◆ THE INPUT
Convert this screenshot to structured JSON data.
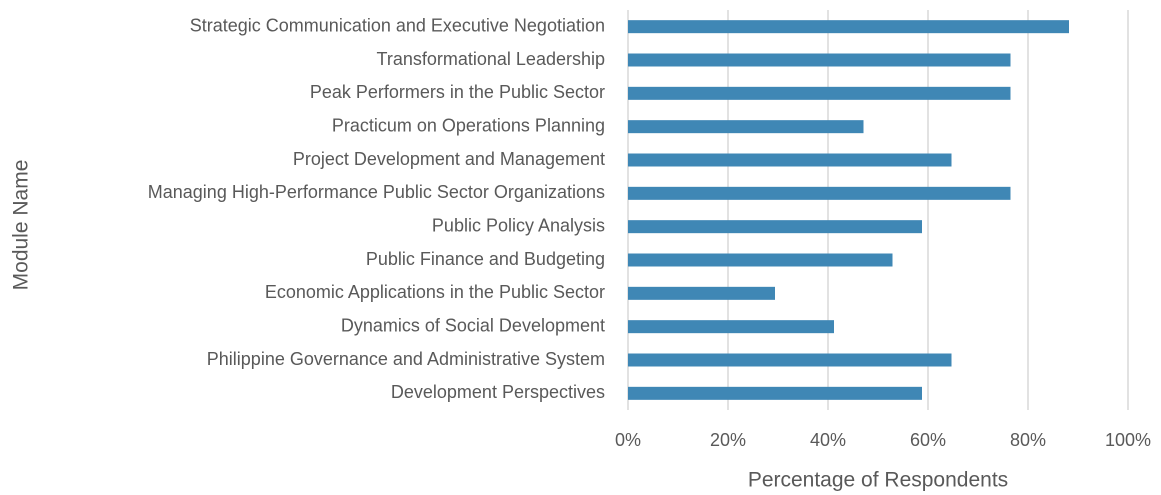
{
  "chart_data": {
    "type": "hbar",
    "xlabel": "Percentage of Respondents",
    "ylabel": "Module Name",
    "categories": [
      "Strategic Communication and Executive Negotiation",
      "Transformational Leadership",
      "Peak Performers in the Public Sector",
      "Practicum on Operations Planning",
      "Project Development and Management",
      "Managing High-Performance Public Sector Organizations",
      "Public Policy Analysis",
      "Public Finance and Budgeting",
      "Economic Applications in the Public Sector",
      "Dynamics of Social Development",
      "Philippine Governance and Administrative System",
      "Development Perspectives"
    ],
    "values": [
      88.2,
      76.5,
      76.5,
      47.1,
      64.7,
      76.5,
      58.8,
      52.9,
      29.4,
      41.2,
      64.7,
      58.8
    ],
    "color": "#3f87b5",
    "xlim": [
      0,
      100
    ],
    "xticks": [
      {
        "value": 0,
        "label": "0%"
      },
      {
        "value": 20,
        "label": "20%"
      },
      {
        "value": 40,
        "label": "40%"
      },
      {
        "value": 60,
        "label": "60%"
      },
      {
        "value": 80,
        "label": "80%"
      },
      {
        "value": 100,
        "label": "100%"
      }
    ],
    "grid": true
  }
}
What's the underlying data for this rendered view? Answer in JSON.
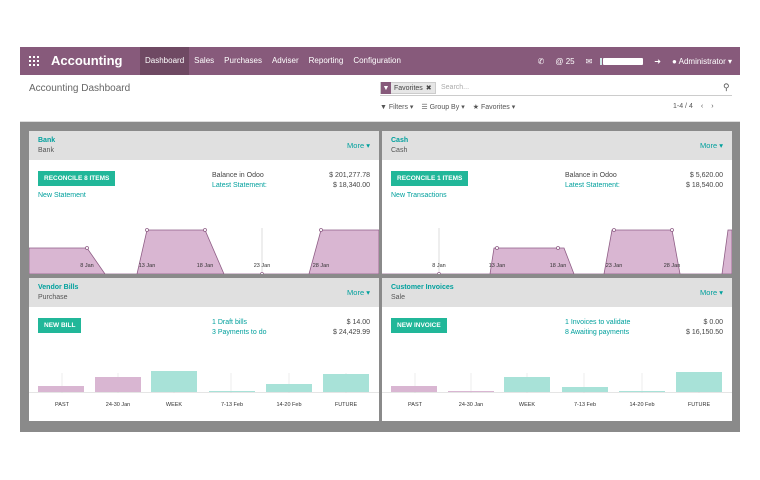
{
  "topbar": {
    "brand": "Accounting",
    "menu": [
      "Dashboard",
      "Sales",
      "Purchases",
      "Adviser",
      "Reporting",
      "Configuration"
    ],
    "active": "Dashboard",
    "phone_icon": "phone-icon",
    "chat_count": "25",
    "user": "Administrator",
    "color": "#875a7b"
  },
  "control_panel": {
    "title": "Accounting Dashboard",
    "facet_label": "Favorites",
    "search_placeholder": "Search...",
    "filters_label": "Filters",
    "groupby_label": "Group By",
    "favorites_label": "Favorites",
    "pager": "1-4 / 4"
  },
  "cards": [
    {
      "name": "Bank",
      "sub": "Bank",
      "more": "More",
      "button": "RECONCILE 8 ITEMS",
      "link": "New Statement",
      "label1": "Balance in Odoo",
      "label2": "Latest Statement:",
      "value1": "$ 201,277.78",
      "value2": "$ 18,340.00",
      "x_labels": [
        "8 Jan",
        "13 Jan",
        "18 Jan",
        "23 Jan",
        "28 Jan"
      ]
    },
    {
      "name": "Cash",
      "sub": "Cash",
      "more": "More",
      "button": "RECONCILE 1 ITEMS",
      "link": "New Transactions",
      "label1": "Balance in Odoo",
      "label2": "Latest Statement:",
      "value1": "$ 5,620.00",
      "value2": "$ 18,540.00",
      "x_labels": [
        "8 Jan",
        "13 Jan",
        "18 Jan",
        "23 Jan",
        "28 Jan"
      ]
    },
    {
      "name": "Vendor Bills",
      "sub": "Purchase",
      "more": "More",
      "button": "NEW BILL",
      "label1": "1 Draft bills",
      "label2": "3 Payments to do",
      "value1": "$ 14.00",
      "value2": "$ 24,429.99",
      "x_labels": [
        "PAST",
        "24-30 Jan",
        "WEEK",
        "7-13 Feb",
        "14-20 Feb",
        "FUTURE"
      ]
    },
    {
      "name": "Customer Invoices",
      "sub": "Sale",
      "more": "More",
      "button": "NEW INVOICE",
      "label1": "1 Invoices to validate",
      "label2": "8 Awaiting payments",
      "value1": "$ 0.00",
      "value2": "$ 16,150.50",
      "x_labels": [
        "PAST",
        "24-30 Jan",
        "WEEK",
        "7-13 Feb",
        "14-20 Feb",
        "FUTURE"
      ]
    }
  ]
}
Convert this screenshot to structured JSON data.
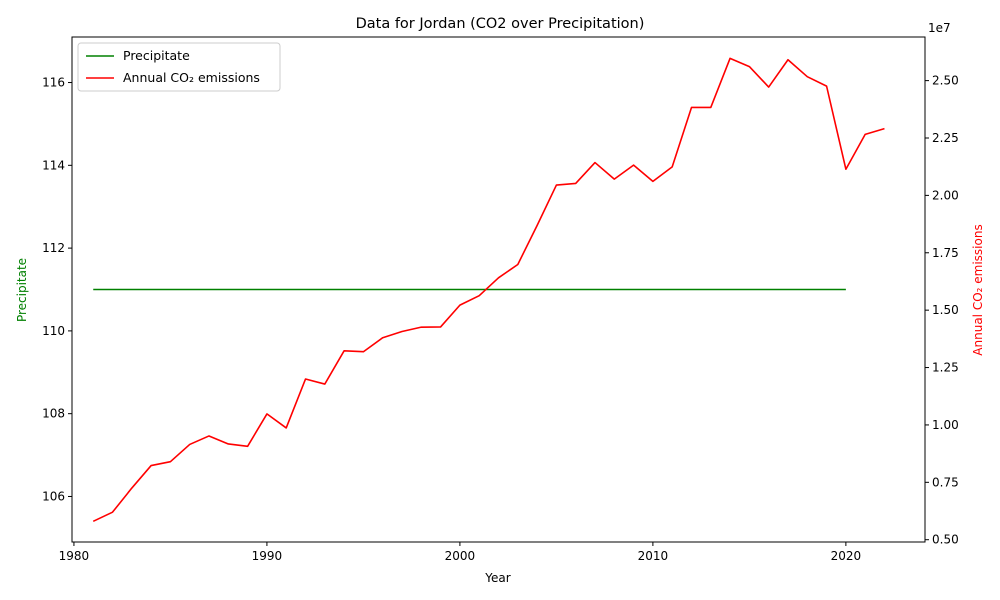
{
  "chart_data": {
    "type": "line",
    "title": "Data for Jordan (CO2 over Precipitation)",
    "xlabel": "Year",
    "ylabel_left": "Precipitate",
    "ylabel_right": "Annual CO₂ emissions",
    "right_axis_offset_text": "1e7",
    "xlim": [
      1979.9,
      2024.1
    ],
    "ylim_left": [
      104.9,
      117.1
    ],
    "ylim_right": [
      4900000,
      26900000
    ],
    "x_ticks": [
      1980,
      1990,
      2000,
      2010,
      2020
    ],
    "y_ticks_left": [
      106,
      108,
      110,
      112,
      114,
      116
    ],
    "y_ticks_right": [
      {
        "value": 5000000,
        "label": "0.50"
      },
      {
        "value": 7500000,
        "label": "0.75"
      },
      {
        "value": 10000000,
        "label": "1.00"
      },
      {
        "value": 12500000,
        "label": "1.25"
      },
      {
        "value": 15000000,
        "label": "1.50"
      },
      {
        "value": 17500000,
        "label": "1.75"
      },
      {
        "value": 20000000,
        "label": "2.00"
      },
      {
        "value": 22500000,
        "label": "2.25"
      },
      {
        "value": 25000000,
        "label": "2.50"
      }
    ],
    "legend_position": "upper-left",
    "grid": false,
    "series": [
      {
        "name": "Precipitate",
        "axis": "left",
        "color": "#008000",
        "x": [
          1981,
          1982,
          1983,
          1984,
          1985,
          1986,
          1987,
          1988,
          1989,
          1990,
          1991,
          1992,
          1993,
          1994,
          1995,
          1996,
          1997,
          1998,
          1999,
          2000,
          2001,
          2002,
          2003,
          2004,
          2005,
          2006,
          2007,
          2008,
          2009,
          2010,
          2011,
          2012,
          2013,
          2014,
          2015,
          2016,
          2017,
          2018,
          2019,
          2020
        ],
        "values": [
          111,
          111,
          111,
          111,
          111,
          111,
          111,
          111,
          111,
          111,
          111,
          111,
          111,
          111,
          111,
          111,
          111,
          111,
          111,
          111,
          111,
          111,
          111,
          111,
          111,
          111,
          111,
          111,
          111,
          111,
          111,
          111,
          111,
          111,
          111,
          111,
          111,
          111,
          111,
          111
        ]
      },
      {
        "name": "Annual CO₂ emissions",
        "axis": "right",
        "color": "#ff0000",
        "x": [
          1981,
          1982,
          1983,
          1984,
          1985,
          1986,
          1987,
          1988,
          1989,
          1990,
          1991,
          1992,
          1993,
          1994,
          1995,
          1996,
          1997,
          1998,
          1999,
          2000,
          2001,
          2002,
          2003,
          2004,
          2005,
          2006,
          2007,
          2008,
          2009,
          2010,
          2011,
          2012,
          2013,
          2014,
          2015,
          2016,
          2017,
          2018,
          2019,
          2020,
          2021,
          2022
        ],
        "values": [
          5800000,
          6200000,
          7250000,
          8230000,
          8400000,
          9150000,
          9520000,
          9170000,
          9070000,
          10480000,
          9870000,
          12000000,
          11780000,
          13230000,
          13190000,
          13800000,
          14070000,
          14260000,
          14270000,
          15220000,
          15630000,
          16410000,
          16990000,
          18690000,
          20450000,
          20520000,
          21430000,
          20710000,
          21320000,
          20610000,
          21240000,
          23830000,
          23830000,
          25970000,
          25610000,
          24720000,
          25910000,
          25170000,
          24760000,
          21140000,
          22660000,
          22910000
        ]
      }
    ]
  }
}
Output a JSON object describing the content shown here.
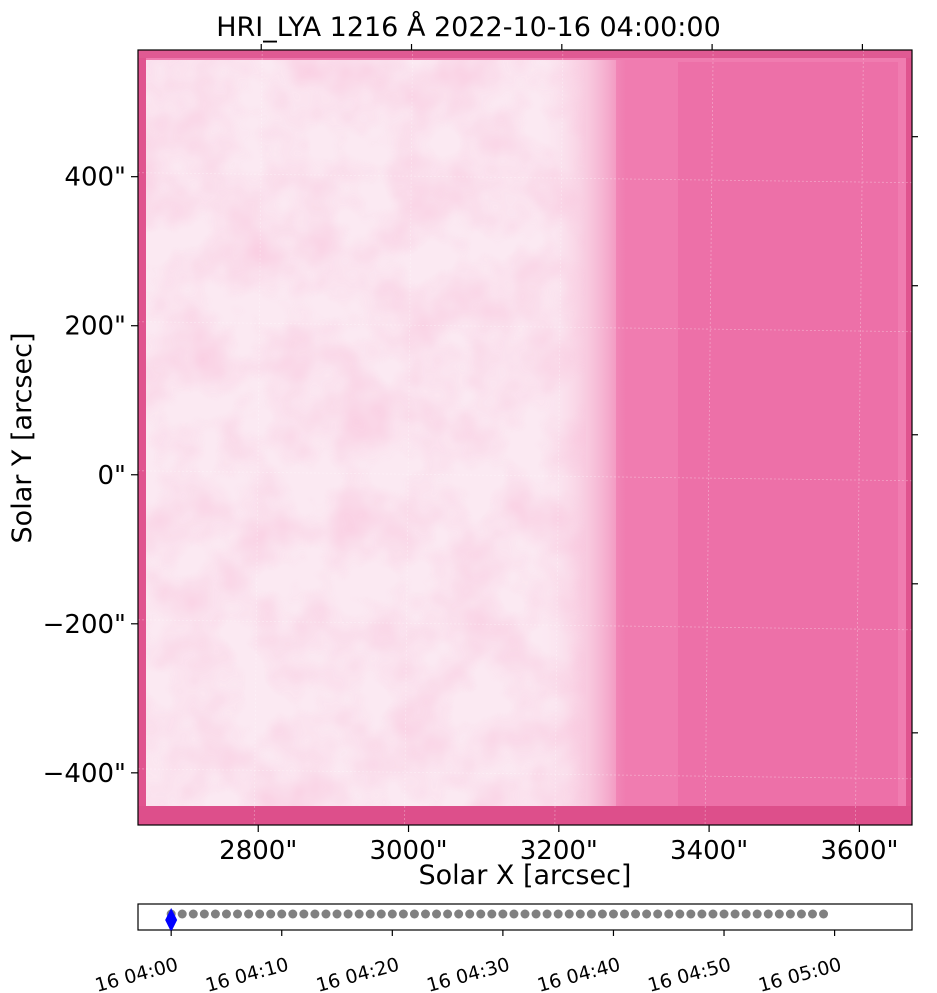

◆ EXERCISE OBJECTIVE
All of the entries above should be copied exactly, except for the pictures.

◆ TASK RESPONSE
Convert this screenshot to structured JSON data.
{
  "chart_data": {
    "type": "hbar",
    "xlabel": "Percentage of Respondents",
    "ylabel": "Module Name",
    "categories": [
      "Strategic Communication and Executive Negotiation",
      "Transformational Leadership",
      "Peak Performers in the Public Sector",
      "Practicum on Operations Planning",
      "Project Development and Management",
      "Managing High-Performance Public Sector Organizations",
      "Public Policy Analysis",
      "Public Finance and Budgeting",
      "Economic Applications in the Public Sector",
      "Dynamics of Social Development",
      "Philippine Governance and Administrative System",
      "Development Perspectives"
    ],
    "values": [
      88.2,
      76.5,
      76.5,
      47.1,
      64.7,
      76.5,
      58.8,
      52.9,
      29.4,
      41.2,
      64.7,
      58.8
    ],
    "color": "#3f87b5",
    "xlim": [
      0,
      100
    ],
    "xticks": [
      {
        "value": 0,
        "label": "0%"
      },
      {
        "value": 20,
        "label": "20%"
      },
      {
        "value": 40,
        "label": "40%"
      },
      {
        "value": 60,
        "label": "60%"
      },
      {
        "value": 80,
        "label": "80%"
      },
      {
        "value": 100,
        "label": "100%"
      }
    ],
    "grid": true
  }
}
What's the underlying data for this rendered view? Answer in JSON.
{
  "topbar": {
    "brand": "Accounting",
    "menu": [
      "Dashboard",
      "Sales",
      "Purchases",
      "Adviser",
      "Reporting",
      "Configuration"
    ],
    "active": "Dashboard",
    "phone_icon": "phone-icon",
    "chat_count": "25",
    "user": "Administrator",
    "color": "#875a7b"
  },
  "control_panel": {
    "title": "Accounting Dashboard",
    "facet_label": "Favorites",
    "search_placeholder": "Search...",
    "filters_label": "Filters",
    "groupby_label": "Group By",
    "favorites_label": "Favorites",
    "pager": "1-4 / 4"
  },
  "cards": [
    {
      "name": "Bank",
      "sub": "Bank",
      "more": "More",
      "button": "RECONCILE 8 ITEMS",
      "link": "New Statement",
      "label1": "Balance in Odoo",
      "label2": "Latest Statement:",
      "value1": "$ 201,277.78",
      "value2": "$ 18,340.00",
      "x_labels": [
        "8 Jan",
        "13 Jan",
        "18 Jan",
        "23 Jan",
        "28 Jan"
      ]
    },
    {
      "name": "Cash",
      "sub": "Cash",
      "more": "More",
      "button": "RECONCILE 1 ITEMS",
      "link": "New Transactions",
      "label1": "Balance in Odoo",
      "label2": "Latest Statement:",
      "value1": "$ 5,620.00",
      "value2": "$ 18,540.00",
      "x_labels": [
        "8 Jan",
        "13 Jan",
        "18 Jan",
        "23 Jan",
        "28 Jan"
      ]
    },
    {
      "name": "Vendor Bills",
      "sub": "Purchase",
      "more": "More",
      "button": "NEW BILL",
      "label1": "1 Draft bills",
      "label2": "3 Payments to do",
      "value1": "$ 14.00",
      "value2": "$ 24,429.99",
      "x_labels": [
        "PAST",
        "24-30 Jan",
        "WEEK",
        "7-13 Feb",
        "14-20 Feb",
        "FUTURE"
      ]
    },
    {
      "name": "Customer Invoices",
      "sub": "Sale",
      "more": "More",
      "button": "NEW INVOICE",
      "label1": "1 Invoices to validate",
      "label2": "8 Awaiting payments",
      "value1": "$ 0.00",
      "value2": "$ 16,150.50",
      "x_labels": [
        "PAST",
        "24-30 Jan",
        "WEEK",
        "7-13 Feb",
        "14-20 Feb",
        "FUTURE"
      ]
    }
  ]
}
Convert this screenshot to structured JSON data.
{
  "chart_data": {
    "type": "line",
    "title": "Data for Jordan (CO2 over Precipitation)",
    "xlabel": "Year",
    "ylabel_left": "Precipitate",
    "ylabel_right": "Annual CO₂ emissions",
    "right_axis_offset_text": "1e7",
    "xlim": [
      1979.9,
      2024.1
    ],
    "ylim_left": [
      104.9,
      117.1
    ],
    "ylim_right": [
      4900000,
      26900000
    ],
    "x_ticks": [
      1980,
      1990,
      2000,
      2010,
      2020
    ],
    "y_ticks_left": [
      106,
      108,
      110,
      112,
      114,
      116
    ],
    "y_ticks_right": [
      {
        "value": 5000000,
        "label": "0.50"
      },
      {
        "value": 7500000,
        "label": "0.75"
      },
      {
        "value": 10000000,
        "label": "1.00"
      },
      {
        "value": 12500000,
        "label": "1.25"
      },
      {
        "value": 15000000,
        "label": "1.50"
      },
      {
        "value": 17500000,
        "label": "1.75"
      },
      {
        "value": 20000000,
        "label": "2.00"
      },
      {
        "value": 22500000,
        "label": "2.25"
      },
      {
        "value": 25000000,
        "label": "2.50"
      }
    ],
    "legend_position": "upper-left",
    "grid": false,
    "series": [
      {
        "name": "Precipitate",
        "axis": "left",
        "color": "#008000",
        "x": [
          1981,
          1982,
          1983,
          1984,
          1985,
          1986,
          1987,
          1988,
          1989,
          1990,
          1991,
          1992,
          1993,
          1994,
          1995,
          1996,
          1997,
          1998,
          1999,
          2000,
          2001,
          2002,
          2003,
          2004,
          2005,
          2006,
          2007,
          2008,
          2009,
          2010,
          2011,
          2012,
          2013,
          2014,
          2015,
          2016,
          2017,
          2018,
          2019,
          2020
        ],
        "values": [
          111,
          111,
          111,
          111,
          111,
          111,
          111,
          111,
          111,
          111,
          111,
          111,
          111,
          111,
          111,
          111,
          111,
          111,
          111,
          111,
          111,
          111,
          111,
          111,
          111,
          111,
          111,
          111,
          111,
          111,
          111,
          111,
          111,
          111,
          111,
          111,
          111,
          111,
          111,
          111
        ]
      },
      {
        "name": "Annual CO₂ emissions",
        "axis": "right",
        "color": "#ff0000",
        "x": [
          1981,
          1982,
          1983,
          1984,
          1985,
          1986,
          1987,
          1988,
          1989,
          1990,
          1991,
          1992,
          1993,
          1994,
          1995,
          1996,
          1997,
          1998,
          1999,
          2000,
          2001,
          2002,
          2003,
          2004,
          2005,
          2006,
          2007,
          2008,
          2009,
          2010,
          2011,
          2012,
          2013,
          2014,
          2015,
          2016,
          2017,
          2018,
          2019,
          2020,
          2021,
          2022
        ],
        "values": [
          5800000,
          6200000,
          7250000,
          8230000,
          8400000,
          9150000,
          9520000,
          9170000,
          9070000,
          10480000,
          9870000,
          12000000,
          11780000,
          13230000,
          13190000,
          13800000,
          14070000,
          14260000,
          14270000,
          15220000,
          15630000,
          16410000,
          16990000,
          18690000,
          20450000,
          20520000,
          21430000,
          20710000,
          21320000,
          20610000,
          21240000,
          23830000,
          23830000,
          25970000,
          25610000,
          24720000,
          25910000,
          25170000,
          24760000,
          21140000,
          22660000,
          22910000
        ]
      }
    ]
  }
}
Output a JSON object describing the content shown here.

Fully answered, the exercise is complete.